>> start MATERIAL

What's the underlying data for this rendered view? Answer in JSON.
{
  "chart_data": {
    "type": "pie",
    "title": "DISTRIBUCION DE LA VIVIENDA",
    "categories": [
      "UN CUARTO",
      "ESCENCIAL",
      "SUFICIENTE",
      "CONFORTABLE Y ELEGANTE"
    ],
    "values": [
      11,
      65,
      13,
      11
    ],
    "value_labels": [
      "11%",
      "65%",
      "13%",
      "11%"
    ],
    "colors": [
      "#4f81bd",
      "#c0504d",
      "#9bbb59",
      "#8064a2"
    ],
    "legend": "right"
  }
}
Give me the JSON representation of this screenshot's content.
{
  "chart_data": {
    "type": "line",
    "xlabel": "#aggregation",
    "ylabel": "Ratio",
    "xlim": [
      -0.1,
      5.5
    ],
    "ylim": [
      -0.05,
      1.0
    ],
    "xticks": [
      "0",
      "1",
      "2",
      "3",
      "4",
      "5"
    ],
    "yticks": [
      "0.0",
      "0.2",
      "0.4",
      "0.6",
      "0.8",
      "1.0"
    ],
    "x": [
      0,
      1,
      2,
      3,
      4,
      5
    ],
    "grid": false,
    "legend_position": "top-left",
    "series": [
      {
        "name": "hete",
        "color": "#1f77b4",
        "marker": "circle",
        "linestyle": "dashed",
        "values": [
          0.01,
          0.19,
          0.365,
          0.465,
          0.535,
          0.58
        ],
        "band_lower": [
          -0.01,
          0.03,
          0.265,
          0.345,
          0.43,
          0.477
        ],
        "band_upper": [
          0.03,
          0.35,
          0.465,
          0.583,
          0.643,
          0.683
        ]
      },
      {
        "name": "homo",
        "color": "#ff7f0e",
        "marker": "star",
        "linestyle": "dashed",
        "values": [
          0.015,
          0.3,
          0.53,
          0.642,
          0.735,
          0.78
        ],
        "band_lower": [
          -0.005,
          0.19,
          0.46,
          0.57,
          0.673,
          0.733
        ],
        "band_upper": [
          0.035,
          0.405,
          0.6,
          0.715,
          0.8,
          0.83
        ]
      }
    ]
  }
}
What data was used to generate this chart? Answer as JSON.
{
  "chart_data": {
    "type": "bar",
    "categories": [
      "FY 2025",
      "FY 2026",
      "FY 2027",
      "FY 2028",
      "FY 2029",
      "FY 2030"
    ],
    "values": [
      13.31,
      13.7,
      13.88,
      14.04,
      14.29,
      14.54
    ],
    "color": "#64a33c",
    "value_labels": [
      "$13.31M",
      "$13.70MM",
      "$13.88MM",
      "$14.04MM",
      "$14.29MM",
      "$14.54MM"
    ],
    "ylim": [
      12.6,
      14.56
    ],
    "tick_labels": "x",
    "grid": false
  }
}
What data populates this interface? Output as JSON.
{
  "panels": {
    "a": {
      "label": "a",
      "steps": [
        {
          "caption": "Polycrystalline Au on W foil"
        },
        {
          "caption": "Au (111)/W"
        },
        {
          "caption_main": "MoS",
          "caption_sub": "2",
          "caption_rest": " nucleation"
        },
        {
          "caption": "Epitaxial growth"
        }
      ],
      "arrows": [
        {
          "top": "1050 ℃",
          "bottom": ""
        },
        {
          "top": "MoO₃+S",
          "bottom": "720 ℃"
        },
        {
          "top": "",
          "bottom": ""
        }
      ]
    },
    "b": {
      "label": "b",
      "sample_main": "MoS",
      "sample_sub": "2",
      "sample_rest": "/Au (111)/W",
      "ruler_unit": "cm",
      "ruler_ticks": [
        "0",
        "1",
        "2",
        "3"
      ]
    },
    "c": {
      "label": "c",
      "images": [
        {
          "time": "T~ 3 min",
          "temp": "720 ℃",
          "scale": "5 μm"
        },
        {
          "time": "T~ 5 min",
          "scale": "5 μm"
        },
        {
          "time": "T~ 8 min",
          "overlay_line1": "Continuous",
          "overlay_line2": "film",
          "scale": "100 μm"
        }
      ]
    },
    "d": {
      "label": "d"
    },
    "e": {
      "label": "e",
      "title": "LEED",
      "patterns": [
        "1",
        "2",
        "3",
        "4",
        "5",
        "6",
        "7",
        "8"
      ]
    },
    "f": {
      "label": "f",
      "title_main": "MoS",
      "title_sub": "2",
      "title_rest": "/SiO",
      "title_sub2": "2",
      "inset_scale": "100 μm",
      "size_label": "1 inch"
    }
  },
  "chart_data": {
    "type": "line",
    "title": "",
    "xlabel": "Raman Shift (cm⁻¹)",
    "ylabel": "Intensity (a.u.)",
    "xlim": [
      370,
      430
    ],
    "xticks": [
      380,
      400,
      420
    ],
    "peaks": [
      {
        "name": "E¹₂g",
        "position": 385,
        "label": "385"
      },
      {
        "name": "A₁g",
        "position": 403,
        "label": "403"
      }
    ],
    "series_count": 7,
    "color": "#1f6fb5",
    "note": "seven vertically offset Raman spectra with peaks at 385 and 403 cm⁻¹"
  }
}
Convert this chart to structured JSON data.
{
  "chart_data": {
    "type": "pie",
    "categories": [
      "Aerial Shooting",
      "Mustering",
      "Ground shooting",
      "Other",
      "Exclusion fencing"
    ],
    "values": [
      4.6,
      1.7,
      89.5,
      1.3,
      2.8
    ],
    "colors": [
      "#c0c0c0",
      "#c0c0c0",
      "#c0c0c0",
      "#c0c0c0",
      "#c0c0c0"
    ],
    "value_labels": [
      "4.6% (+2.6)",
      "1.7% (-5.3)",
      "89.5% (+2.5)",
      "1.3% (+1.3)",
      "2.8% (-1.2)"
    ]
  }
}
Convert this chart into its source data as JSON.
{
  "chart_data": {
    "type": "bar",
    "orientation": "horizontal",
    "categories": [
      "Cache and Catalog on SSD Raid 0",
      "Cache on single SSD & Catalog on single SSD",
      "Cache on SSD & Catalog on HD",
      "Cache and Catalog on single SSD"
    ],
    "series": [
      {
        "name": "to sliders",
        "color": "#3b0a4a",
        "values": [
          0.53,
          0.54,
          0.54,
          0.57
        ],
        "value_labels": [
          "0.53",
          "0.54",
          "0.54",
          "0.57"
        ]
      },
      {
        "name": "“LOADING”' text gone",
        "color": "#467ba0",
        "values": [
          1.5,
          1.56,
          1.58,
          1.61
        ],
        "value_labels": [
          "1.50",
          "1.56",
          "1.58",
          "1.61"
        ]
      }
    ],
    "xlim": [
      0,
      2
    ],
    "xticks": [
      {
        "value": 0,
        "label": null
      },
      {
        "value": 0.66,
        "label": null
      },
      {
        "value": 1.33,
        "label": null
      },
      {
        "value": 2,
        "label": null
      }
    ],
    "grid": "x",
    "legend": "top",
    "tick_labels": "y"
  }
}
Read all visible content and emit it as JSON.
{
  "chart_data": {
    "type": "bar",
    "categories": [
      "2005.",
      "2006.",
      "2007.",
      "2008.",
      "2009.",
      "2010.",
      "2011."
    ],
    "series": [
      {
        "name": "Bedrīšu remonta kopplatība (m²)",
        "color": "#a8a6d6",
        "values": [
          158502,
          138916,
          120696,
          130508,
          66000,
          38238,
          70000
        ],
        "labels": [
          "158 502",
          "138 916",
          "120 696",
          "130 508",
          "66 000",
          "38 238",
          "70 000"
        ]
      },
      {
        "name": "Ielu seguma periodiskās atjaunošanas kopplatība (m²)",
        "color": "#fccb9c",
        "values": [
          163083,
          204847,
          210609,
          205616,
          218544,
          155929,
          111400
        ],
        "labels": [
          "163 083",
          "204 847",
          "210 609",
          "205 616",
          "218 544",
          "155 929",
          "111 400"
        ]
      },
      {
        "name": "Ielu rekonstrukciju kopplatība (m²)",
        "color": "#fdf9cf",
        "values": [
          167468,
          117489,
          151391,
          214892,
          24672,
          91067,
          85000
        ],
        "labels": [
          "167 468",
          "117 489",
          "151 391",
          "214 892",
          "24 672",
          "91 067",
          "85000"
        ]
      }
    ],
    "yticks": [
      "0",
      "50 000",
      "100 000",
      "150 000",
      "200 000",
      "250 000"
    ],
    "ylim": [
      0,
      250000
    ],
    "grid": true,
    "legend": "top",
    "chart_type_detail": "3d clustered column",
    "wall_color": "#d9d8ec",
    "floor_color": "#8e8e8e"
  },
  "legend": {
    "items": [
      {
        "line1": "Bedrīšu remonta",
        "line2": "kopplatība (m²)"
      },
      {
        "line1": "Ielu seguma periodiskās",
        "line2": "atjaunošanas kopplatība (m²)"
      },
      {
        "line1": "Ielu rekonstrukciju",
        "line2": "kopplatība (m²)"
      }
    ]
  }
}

>> end MATERIAL

◆ **REQUIREMENTS**
Copy all the lines above that hold the string "Answer".

◆ **WRITTEN SOLUTION**
What's the underlying data for this rendered view? Answer in JSON.
What data was used to generate this chart? Answer as JSON.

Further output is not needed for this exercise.